### Directions for this task
Gather all lines from the material that contain "shopping".

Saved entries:
-- -- --
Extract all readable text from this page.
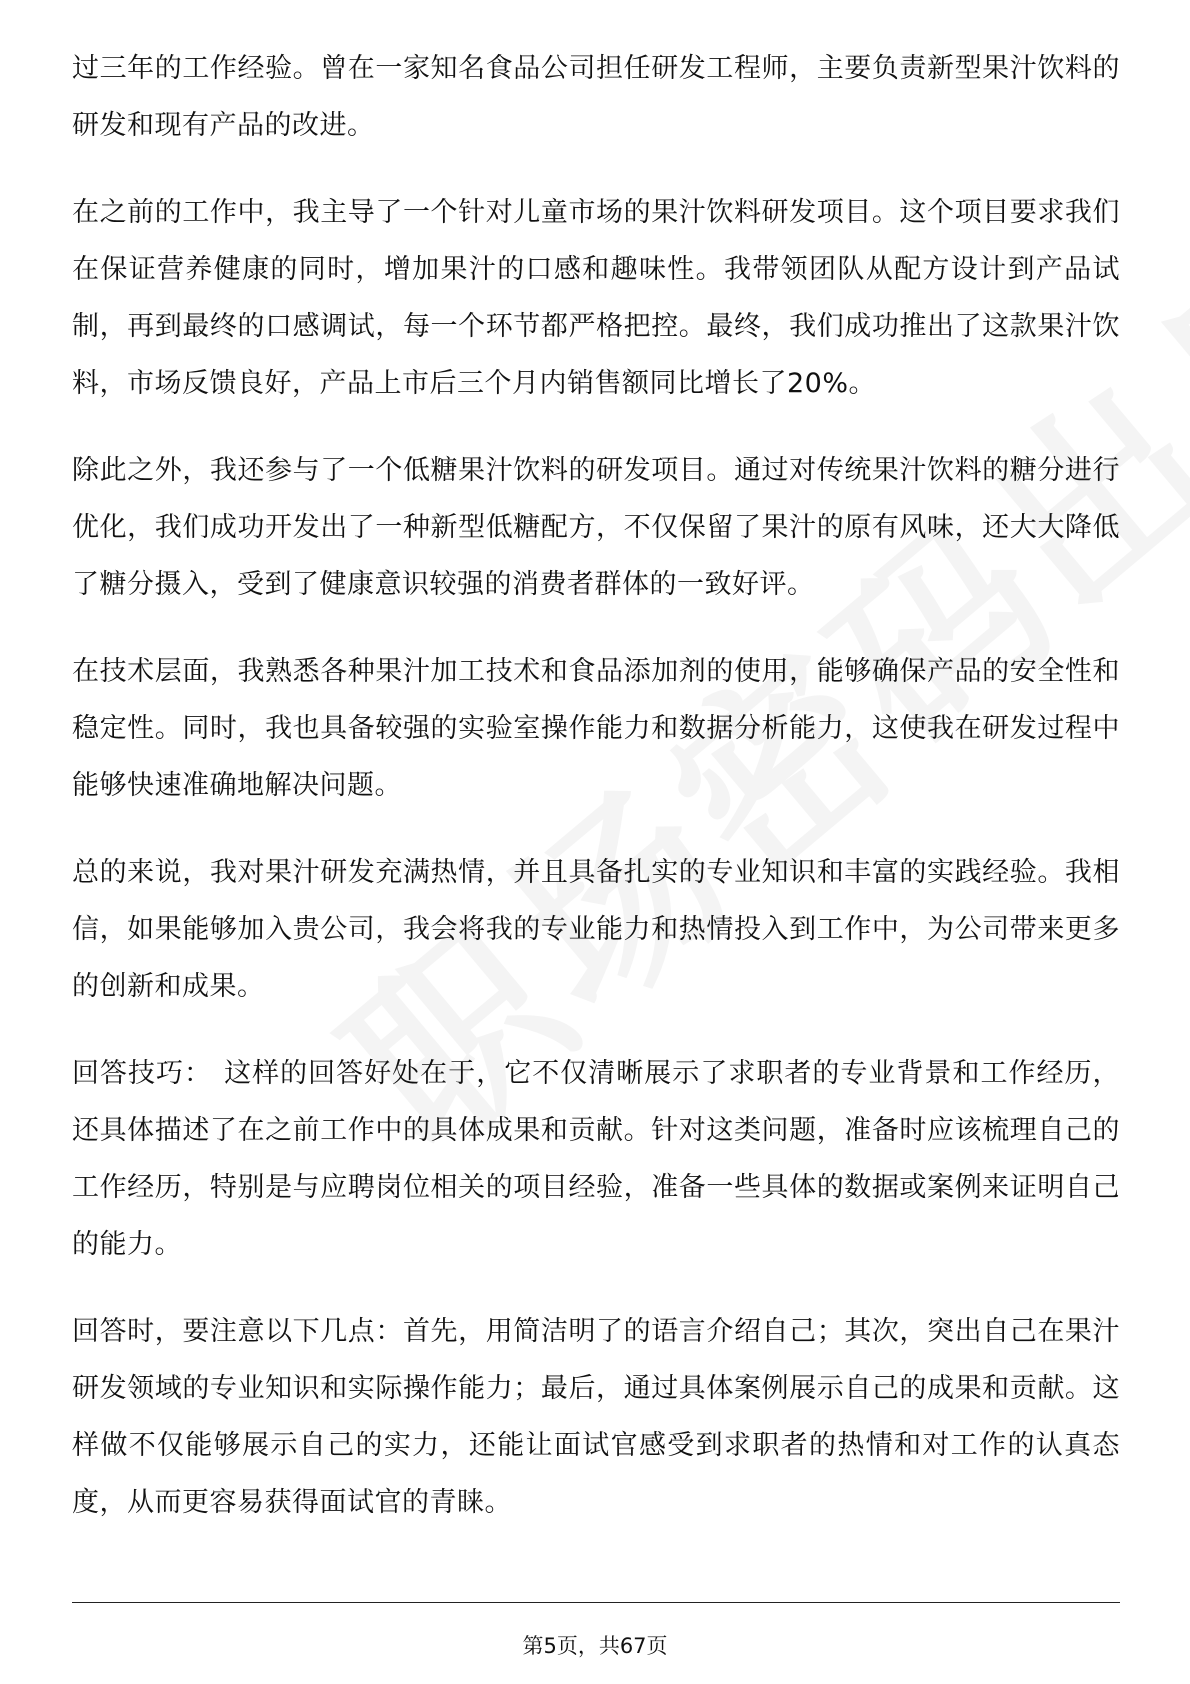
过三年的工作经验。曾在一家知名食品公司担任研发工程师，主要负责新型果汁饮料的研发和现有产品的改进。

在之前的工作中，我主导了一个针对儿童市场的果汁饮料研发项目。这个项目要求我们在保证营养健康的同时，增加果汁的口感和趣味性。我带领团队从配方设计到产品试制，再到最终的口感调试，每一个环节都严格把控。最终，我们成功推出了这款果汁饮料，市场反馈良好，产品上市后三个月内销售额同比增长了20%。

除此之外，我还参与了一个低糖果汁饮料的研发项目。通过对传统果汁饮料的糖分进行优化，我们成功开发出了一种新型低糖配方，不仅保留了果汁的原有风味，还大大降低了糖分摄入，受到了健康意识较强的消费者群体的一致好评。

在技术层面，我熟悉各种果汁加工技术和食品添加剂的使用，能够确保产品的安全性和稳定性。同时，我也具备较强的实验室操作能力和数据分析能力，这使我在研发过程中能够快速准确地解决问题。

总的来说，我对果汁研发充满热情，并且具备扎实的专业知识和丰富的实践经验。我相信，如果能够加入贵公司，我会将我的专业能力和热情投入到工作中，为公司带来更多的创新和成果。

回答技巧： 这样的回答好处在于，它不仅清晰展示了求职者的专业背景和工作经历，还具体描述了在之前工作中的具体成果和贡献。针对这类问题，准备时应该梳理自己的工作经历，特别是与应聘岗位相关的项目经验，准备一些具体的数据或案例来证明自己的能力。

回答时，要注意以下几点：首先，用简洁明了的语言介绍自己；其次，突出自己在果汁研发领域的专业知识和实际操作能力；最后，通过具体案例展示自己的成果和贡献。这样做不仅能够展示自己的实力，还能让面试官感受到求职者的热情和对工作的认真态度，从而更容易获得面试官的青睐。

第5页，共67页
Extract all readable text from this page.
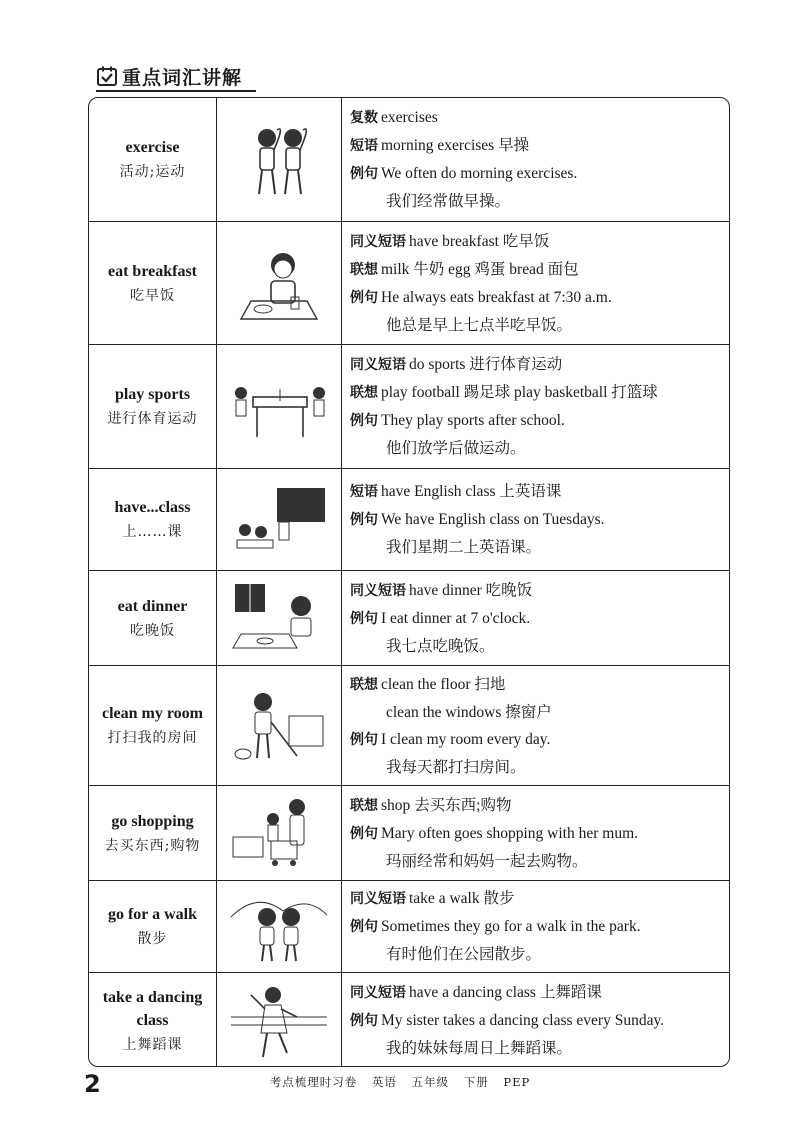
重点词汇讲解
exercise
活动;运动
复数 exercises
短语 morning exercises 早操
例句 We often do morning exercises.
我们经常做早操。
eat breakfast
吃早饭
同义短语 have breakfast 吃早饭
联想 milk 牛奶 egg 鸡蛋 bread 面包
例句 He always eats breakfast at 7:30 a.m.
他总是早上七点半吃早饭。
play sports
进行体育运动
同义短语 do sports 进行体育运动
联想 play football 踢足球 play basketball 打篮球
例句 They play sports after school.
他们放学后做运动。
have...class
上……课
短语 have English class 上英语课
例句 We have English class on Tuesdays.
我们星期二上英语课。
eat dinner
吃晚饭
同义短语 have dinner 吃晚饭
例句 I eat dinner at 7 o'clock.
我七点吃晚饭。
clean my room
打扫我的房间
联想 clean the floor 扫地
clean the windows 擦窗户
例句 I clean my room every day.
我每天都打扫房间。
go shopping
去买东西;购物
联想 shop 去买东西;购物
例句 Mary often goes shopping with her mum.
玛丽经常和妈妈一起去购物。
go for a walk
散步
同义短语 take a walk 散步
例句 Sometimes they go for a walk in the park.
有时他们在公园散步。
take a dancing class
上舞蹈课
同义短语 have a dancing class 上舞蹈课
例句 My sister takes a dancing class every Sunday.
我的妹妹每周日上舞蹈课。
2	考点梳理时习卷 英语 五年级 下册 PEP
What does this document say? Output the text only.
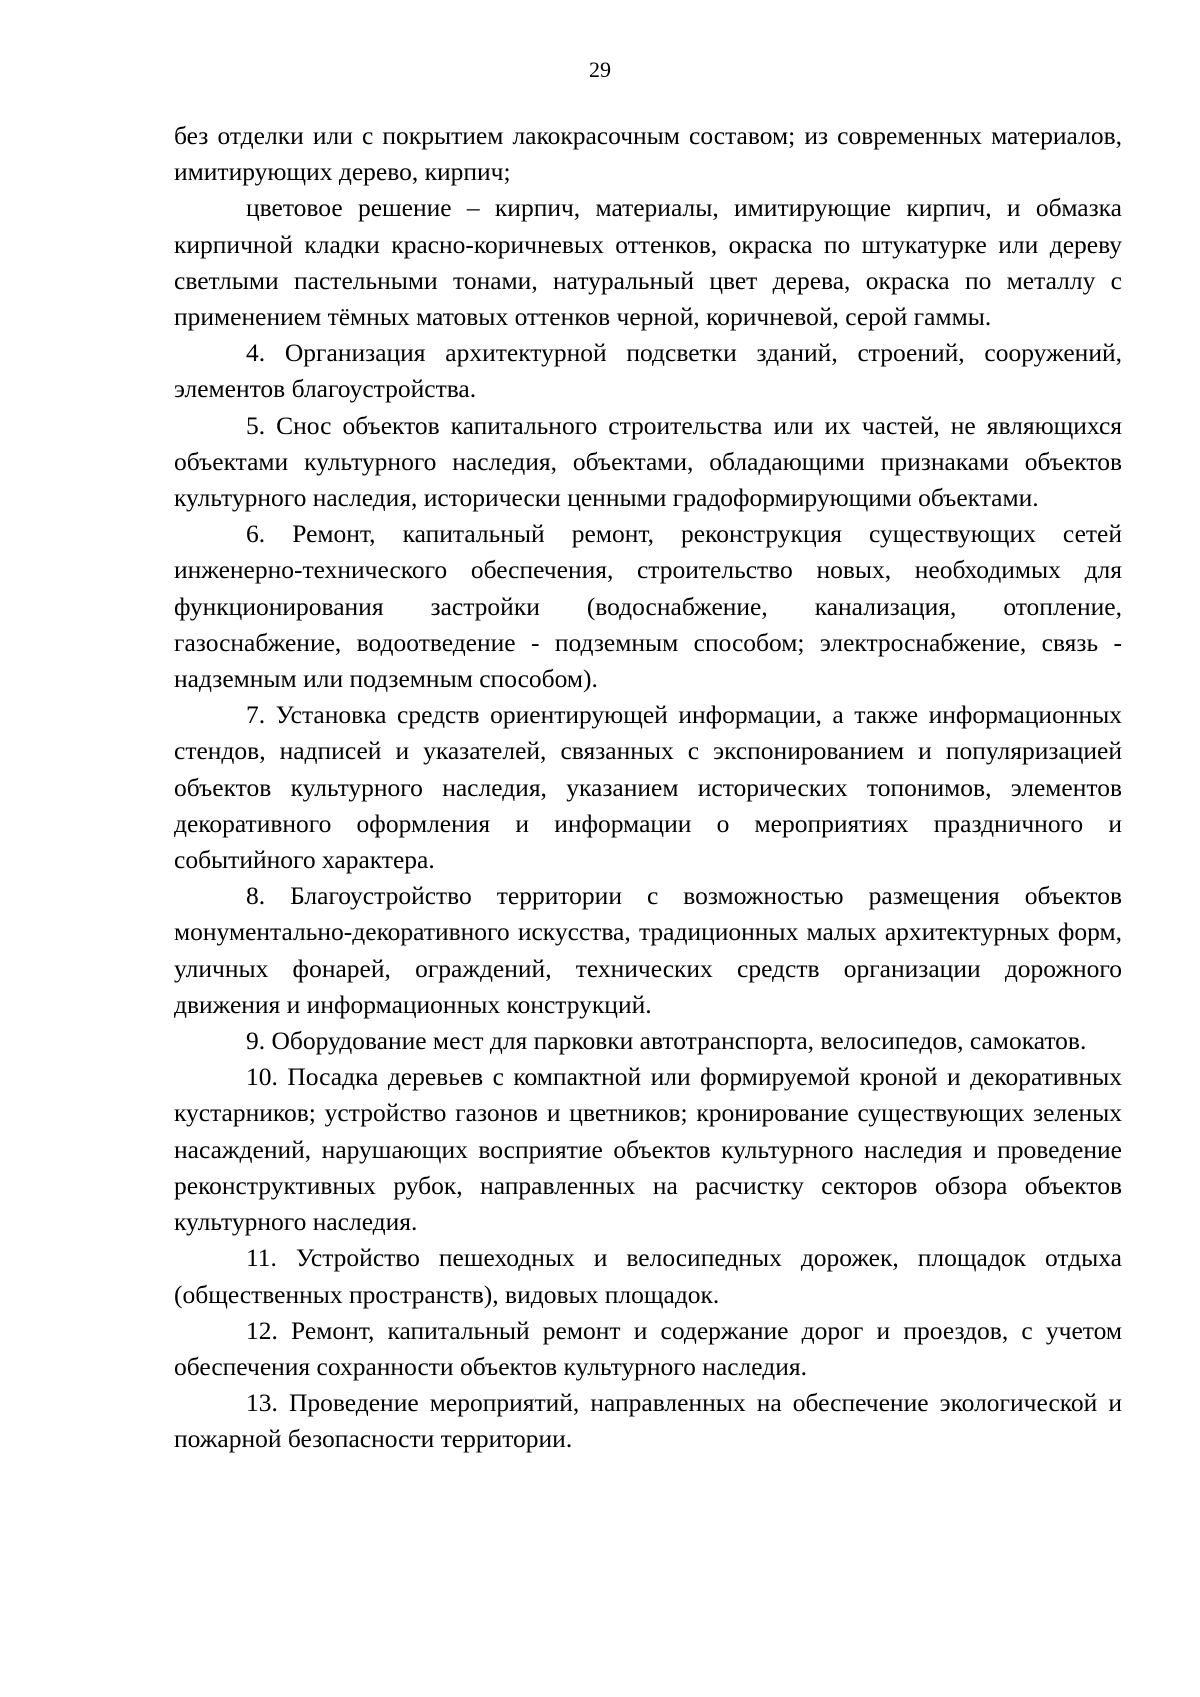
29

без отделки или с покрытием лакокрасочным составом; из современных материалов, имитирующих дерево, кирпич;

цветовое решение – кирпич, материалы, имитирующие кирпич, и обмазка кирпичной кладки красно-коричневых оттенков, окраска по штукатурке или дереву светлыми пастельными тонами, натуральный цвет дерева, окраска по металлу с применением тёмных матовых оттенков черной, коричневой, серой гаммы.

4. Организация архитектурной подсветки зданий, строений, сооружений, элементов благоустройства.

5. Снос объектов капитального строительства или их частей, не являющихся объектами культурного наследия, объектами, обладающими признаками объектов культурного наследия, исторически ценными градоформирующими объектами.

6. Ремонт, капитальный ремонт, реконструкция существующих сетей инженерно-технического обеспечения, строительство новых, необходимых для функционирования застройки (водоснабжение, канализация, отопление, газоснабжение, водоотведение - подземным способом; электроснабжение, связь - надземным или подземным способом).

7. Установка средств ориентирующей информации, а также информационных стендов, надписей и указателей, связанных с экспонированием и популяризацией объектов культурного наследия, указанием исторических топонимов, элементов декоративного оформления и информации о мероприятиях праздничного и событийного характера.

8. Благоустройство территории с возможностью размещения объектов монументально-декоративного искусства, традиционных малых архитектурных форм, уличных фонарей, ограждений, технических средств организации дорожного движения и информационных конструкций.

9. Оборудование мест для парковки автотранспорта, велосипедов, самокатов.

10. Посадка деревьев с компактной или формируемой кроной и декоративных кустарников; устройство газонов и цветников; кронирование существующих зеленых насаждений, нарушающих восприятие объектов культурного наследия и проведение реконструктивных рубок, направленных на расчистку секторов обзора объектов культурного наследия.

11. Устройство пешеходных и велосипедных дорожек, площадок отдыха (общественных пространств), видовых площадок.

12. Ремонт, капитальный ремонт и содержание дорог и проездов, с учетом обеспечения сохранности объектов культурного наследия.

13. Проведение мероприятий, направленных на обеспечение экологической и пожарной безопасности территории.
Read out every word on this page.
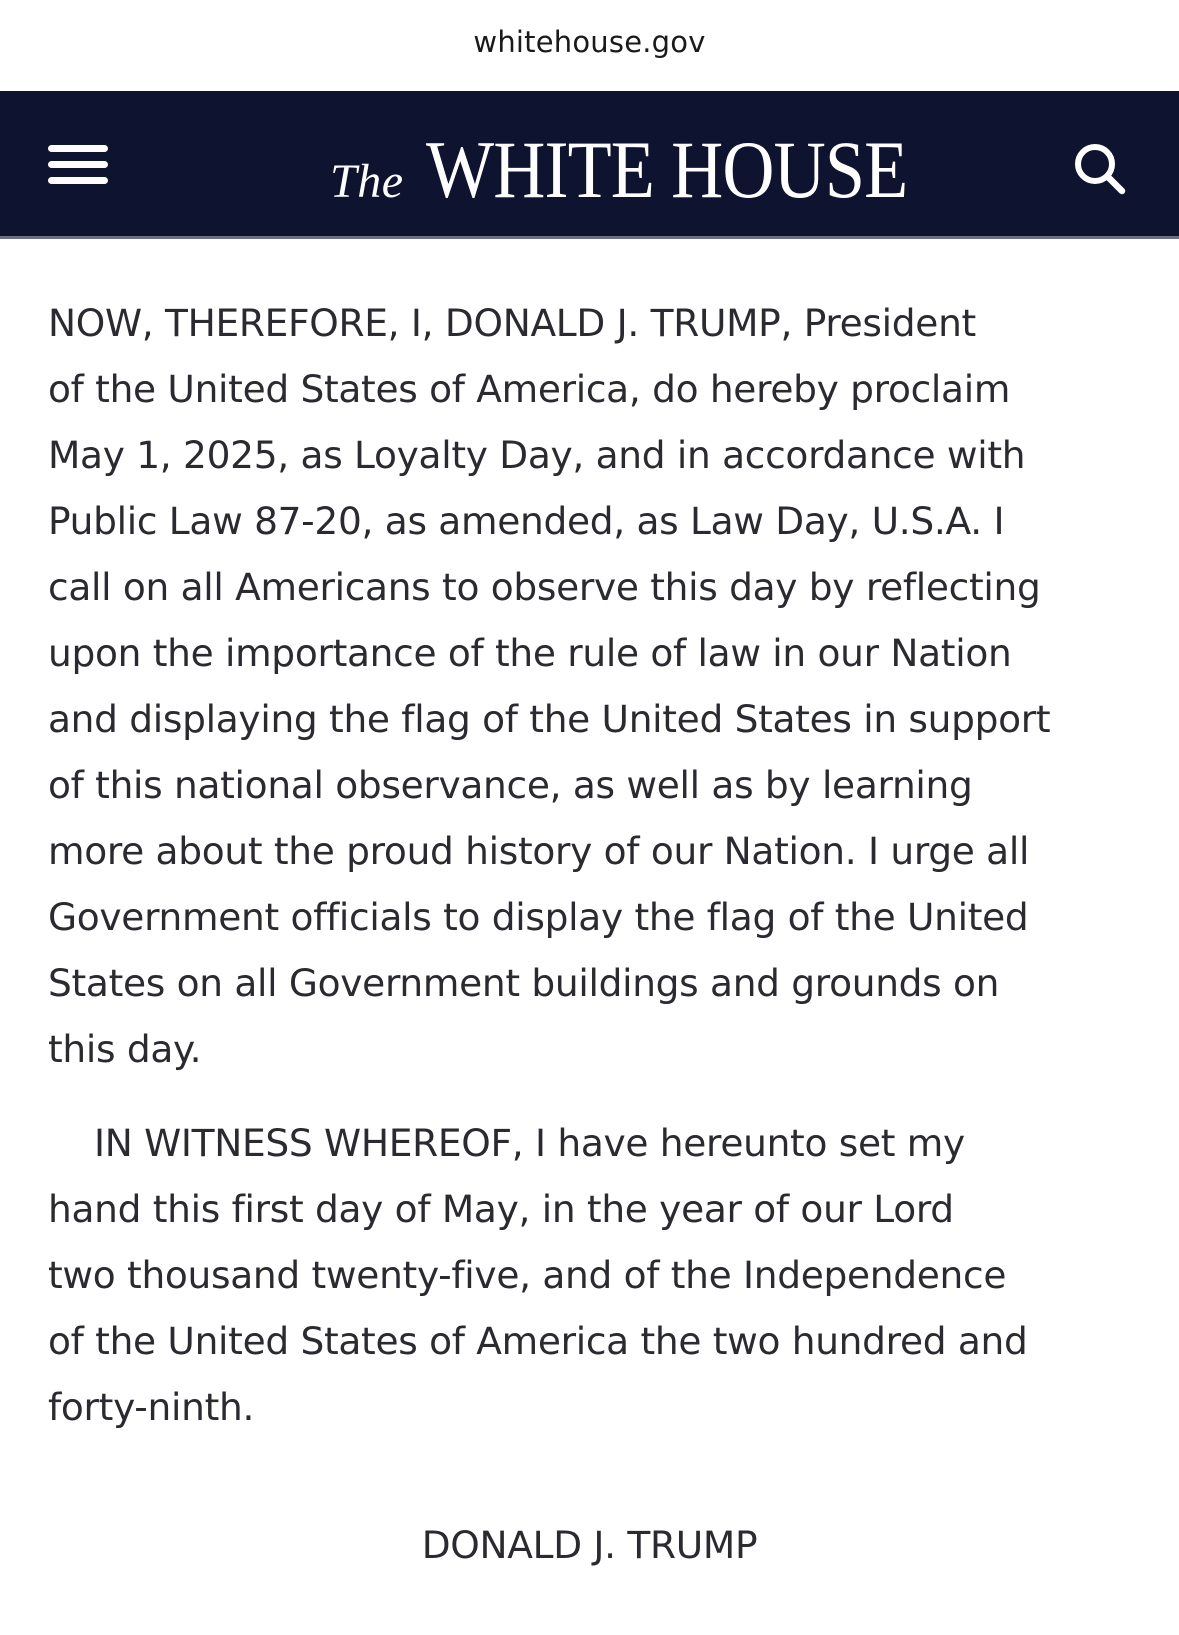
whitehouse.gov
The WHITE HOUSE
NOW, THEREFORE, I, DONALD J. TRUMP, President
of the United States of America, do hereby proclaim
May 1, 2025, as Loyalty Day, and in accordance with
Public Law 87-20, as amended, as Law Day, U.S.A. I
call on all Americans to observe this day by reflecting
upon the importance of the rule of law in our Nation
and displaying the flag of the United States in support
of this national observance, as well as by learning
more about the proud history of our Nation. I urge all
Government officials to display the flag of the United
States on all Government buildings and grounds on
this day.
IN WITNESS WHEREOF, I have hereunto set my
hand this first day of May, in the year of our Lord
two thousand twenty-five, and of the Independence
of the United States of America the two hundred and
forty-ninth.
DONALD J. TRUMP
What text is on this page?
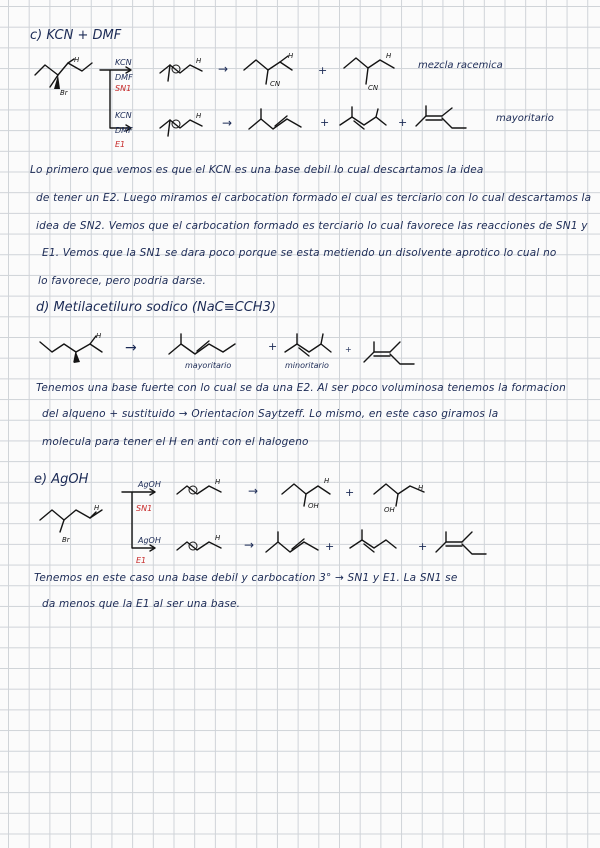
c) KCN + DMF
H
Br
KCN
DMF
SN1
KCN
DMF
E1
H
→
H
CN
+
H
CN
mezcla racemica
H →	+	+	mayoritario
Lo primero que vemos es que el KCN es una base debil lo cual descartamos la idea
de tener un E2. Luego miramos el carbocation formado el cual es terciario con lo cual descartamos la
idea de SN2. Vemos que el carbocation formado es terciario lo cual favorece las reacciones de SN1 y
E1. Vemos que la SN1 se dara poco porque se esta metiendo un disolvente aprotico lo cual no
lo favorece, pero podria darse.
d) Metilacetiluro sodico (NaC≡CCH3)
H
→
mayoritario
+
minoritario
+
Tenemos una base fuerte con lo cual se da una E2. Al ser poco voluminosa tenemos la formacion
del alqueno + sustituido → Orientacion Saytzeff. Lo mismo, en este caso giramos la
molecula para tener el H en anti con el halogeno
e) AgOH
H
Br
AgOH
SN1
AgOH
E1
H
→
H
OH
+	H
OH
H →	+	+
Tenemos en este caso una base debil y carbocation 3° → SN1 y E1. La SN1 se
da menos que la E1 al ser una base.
-- -- --
### Exercise result
go shopping
例句 Mary often goes shopping with her mum.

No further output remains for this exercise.